Task: Please quote all of the data below verbatim, line by line, leaving out the pictures.
---+---
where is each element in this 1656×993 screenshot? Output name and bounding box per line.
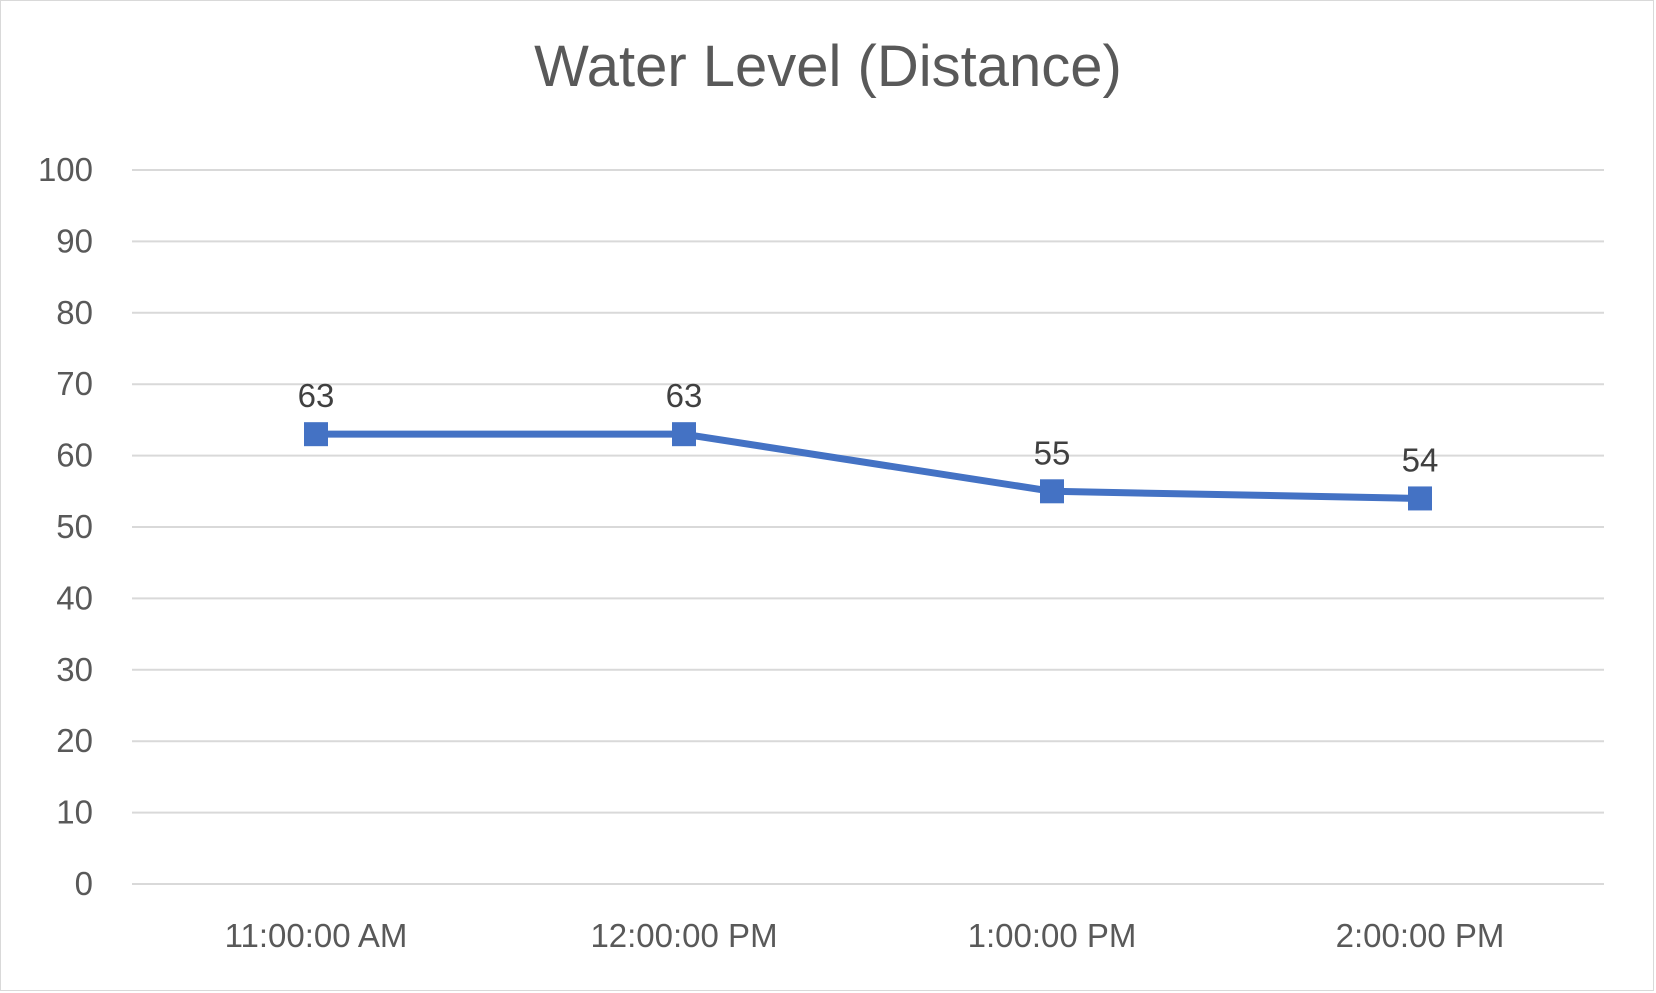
data-labels: 63 63 55 54	[298, 377, 1439, 478]
y-tick-label: 20	[56, 722, 93, 759]
y-tick-label: 90	[56, 222, 93, 259]
y-tick-label: 100	[38, 151, 93, 188]
data-label: 63	[298, 377, 335, 414]
data-point-marker	[1408, 486, 1432, 511]
x-tick-label: 1:00:00 PM	[968, 917, 1137, 954]
x-axis-ticks: 11:00:00 AM 12:00:00 PM 1:00:00 PM 2:00:00 …	[225, 917, 1505, 954]
x-tick-label: 2:00:00 PM	[1336, 917, 1505, 954]
series-line	[312, 430, 1424, 502]
data-point-marker	[1040, 479, 1064, 504]
y-tick-label: 80	[56, 294, 93, 331]
chart-title: Water Level (Distance)	[534, 34, 1122, 99]
x-tick-label: 12:00:00 PM	[590, 917, 777, 954]
series-layer	[304, 422, 1432, 511]
y-tick-label: 10	[56, 794, 93, 831]
data-label: 54	[1402, 441, 1439, 478]
data-label: 55	[1034, 434, 1071, 471]
y-tick-label: 0	[75, 865, 93, 902]
y-axis-ticks: 0 10 20 30 40 50 60 70 80 90 100	[38, 151, 93, 902]
y-tick-label: 70	[56, 365, 93, 402]
y-tick-label: 30	[56, 651, 93, 688]
y-tick-label: 40	[56, 579, 93, 616]
data-point-marker	[304, 422, 328, 447]
x-tick-label: 11:00:00 AM	[225, 917, 408, 954]
y-tick-label: 50	[56, 508, 93, 545]
data-label: 63	[666, 377, 703, 414]
gridlines	[132, 169, 1604, 885]
y-tick-label: 60	[56, 437, 93, 474]
data-point-marker	[672, 422, 696, 447]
---+---
Written response:
where is each element in this 1656×993 screenshot? Output name and bounding box per line.
data-labels: 63 63 55 54	[298, 377, 1439, 478]
y-tick-label: 20	[56, 722, 93, 759]
y-tick-label: 90	[56, 222, 93, 259]
y-tick-label: 100	[38, 151, 93, 188]
data-label: 63	[298, 377, 335, 414]
data-point-marker	[1408, 486, 1432, 511]
x-tick-label: 1:00:00 PM	[968, 917, 1137, 954]
x-axis-ticks: 11:00:00 AM 12:00:00 PM 1:00:00 PM 2:00:00 …	[225, 917, 1505, 954]
x-tick-label: 2:00:00 PM	[1336, 917, 1505, 954]
series-line	[312, 430, 1424, 502]
data-point-marker	[1040, 479, 1064, 504]
y-tick-label: 80	[56, 294, 93, 331]
chart-title: Water Level (Distance)	[534, 34, 1122, 99]
x-tick-label: 12:00:00 PM	[590, 917, 777, 954]
series-layer	[304, 422, 1432, 511]
y-tick-label: 10	[56, 794, 93, 831]
data-label: 54	[1402, 441, 1439, 478]
data-label: 55	[1034, 434, 1071, 471]
y-tick-label: 0	[75, 865, 93, 902]
y-axis-ticks: 0 10 20 30 40 50 60 70 80 90 100	[38, 151, 93, 902]
y-tick-label: 70	[56, 365, 93, 402]
y-tick-label: 30	[56, 651, 93, 688]
y-tick-label: 40	[56, 579, 93, 616]
data-point-marker	[304, 422, 328, 447]
x-tick-label: 11:00:00 AM	[225, 917, 408, 954]
y-tick-label: 50	[56, 508, 93, 545]
data-label: 63	[666, 377, 703, 414]
gridlines	[132, 169, 1604, 885]
y-tick-label: 60	[56, 437, 93, 474]
data-point-marker	[672, 422, 696, 447]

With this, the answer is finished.